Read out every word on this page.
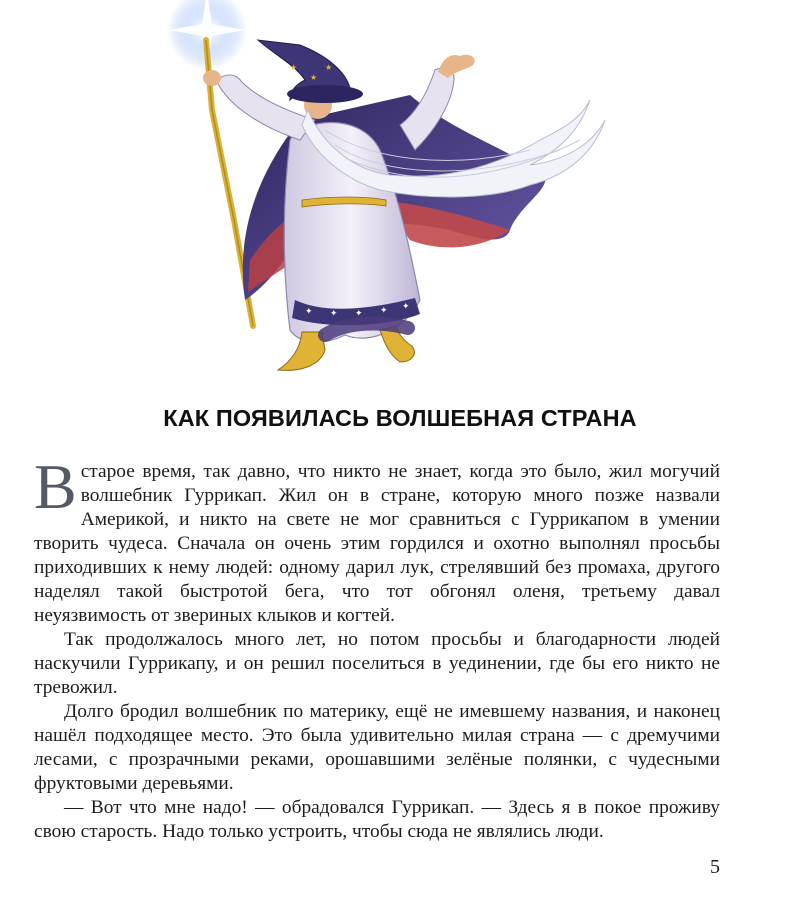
✦ ✦ ✦ ✦ ✦
★
★
★
КАК ПОЯВИЛАСЬ ВОЛШЕБНАЯ СТРАНА

Встарое время, так давно, что никто не знает, когда это было, жил могучий волшебник Гуррикап. Жил он в стране, которую много позже назвали Америкой, и никто на свете не мог сравниться с Гуррикапом в умении творить чудеса. Сначала он очень этим гордился и охотно выполнял просьбы приходивших к нему людей: одному дарил лук, стрелявший без промаха, другого наделял такой быстротой бега, что тот обгонял оленя, третьему давал неуязвимость от звериных клыков и когтей.

Так продолжалось много лет, но потом просьбы и благодарности людей наскучили Гуррикапу, и он решил поселиться в уединении, где бы его никто не тревожил.

Долго бродил волшебник по материку, ещё не имевшему названия, и наконец нашёл подходящее место. Это была удивительно милая страна — с дремучими лесами, с прозрачными реками, орошавшими зелёные полянки, с чудесными фруктовыми деревьями.

— Вот что мне надо! — обрадовался Гуррикап. — Здесь я в покое проживу свою старость. Надо только устроить, чтобы сюда не являлись люди.

5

□ □ □ □ □

→ PROBLEM DETAILS
Copy out each line word for word, please, skipping the images.

→ RESULT BELOW
Read out every word on this page.
✦ ✦ ✦ ✦ ✦
★
★
★
КАК ПОЯВИЛАСЬ ВОЛШЕБНАЯ СТРАНА

Встарое время, так давно, что никто не знает, когда это было, жил могучий волшебник Гуррикап. Жил он в стране, которую много позже назвали Америкой, и никто на свете не мог сравниться с Гуррикапом в умении творить чудеса. Сначала он очень этим гордился и охотно выполнял просьбы приходивших к нему людей: одному дарил лук, стрелявший без промаха, другого наделял такой быстротой бега, что тот обгонял оленя, третьему давал неуязвимость от звериных клыков и когтей.

Так продолжалось много лет, но потом просьбы и благодарности людей наскучили Гуррикапу, и он решил поселиться в уединении, где бы его никто не тревожил.

Долго бродил волшебник по материку, ещё не имевшему названия, и наконец нашёл подходящее место. Это была удивительно милая страна — с дремучими лесами, с прозрачными реками, орошавшими зелёные полянки, с чудесными фруктовыми деревьями.

— Вот что мне надо! — обрадовался Гуррикап. — Здесь я в покое проживу свою старость. Надо только устроить, чтобы сюда не являлись люди.

5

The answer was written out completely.